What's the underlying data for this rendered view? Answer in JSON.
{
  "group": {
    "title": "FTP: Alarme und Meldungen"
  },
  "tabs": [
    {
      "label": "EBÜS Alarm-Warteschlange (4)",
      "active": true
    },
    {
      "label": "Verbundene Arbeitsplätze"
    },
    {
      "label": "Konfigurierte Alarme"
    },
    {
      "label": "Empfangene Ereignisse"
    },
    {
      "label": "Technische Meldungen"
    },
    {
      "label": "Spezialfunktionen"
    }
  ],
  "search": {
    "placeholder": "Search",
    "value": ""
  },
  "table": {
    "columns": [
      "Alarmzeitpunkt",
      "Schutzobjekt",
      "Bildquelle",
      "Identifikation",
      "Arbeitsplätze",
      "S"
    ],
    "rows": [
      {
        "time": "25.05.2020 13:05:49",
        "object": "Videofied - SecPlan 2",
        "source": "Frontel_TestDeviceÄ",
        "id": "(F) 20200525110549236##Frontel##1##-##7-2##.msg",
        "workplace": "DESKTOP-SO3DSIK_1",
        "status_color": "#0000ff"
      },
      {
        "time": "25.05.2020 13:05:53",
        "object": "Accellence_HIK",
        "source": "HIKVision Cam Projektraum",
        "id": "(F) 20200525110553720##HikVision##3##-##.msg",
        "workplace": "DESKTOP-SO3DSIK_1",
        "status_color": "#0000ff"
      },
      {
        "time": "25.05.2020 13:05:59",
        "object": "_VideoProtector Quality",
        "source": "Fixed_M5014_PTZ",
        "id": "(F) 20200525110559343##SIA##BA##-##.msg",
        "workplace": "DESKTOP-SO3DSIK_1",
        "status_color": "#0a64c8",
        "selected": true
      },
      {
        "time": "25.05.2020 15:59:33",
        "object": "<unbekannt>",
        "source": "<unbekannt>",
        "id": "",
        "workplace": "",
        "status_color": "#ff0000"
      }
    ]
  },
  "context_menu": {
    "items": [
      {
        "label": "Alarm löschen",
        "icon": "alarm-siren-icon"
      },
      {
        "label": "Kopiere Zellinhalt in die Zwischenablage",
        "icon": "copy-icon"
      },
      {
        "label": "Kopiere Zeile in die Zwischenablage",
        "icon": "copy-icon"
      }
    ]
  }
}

-------------------------

### WHAT THE TASK ASKS:
Go through the records above and copy every line with the word "Kopiere".

### RESULT OF THIS TASK:
        "label": "Kopiere Zellinhalt in die Zwischenablage",
        "label": "Kopiere Zeile in die Zwischenablage",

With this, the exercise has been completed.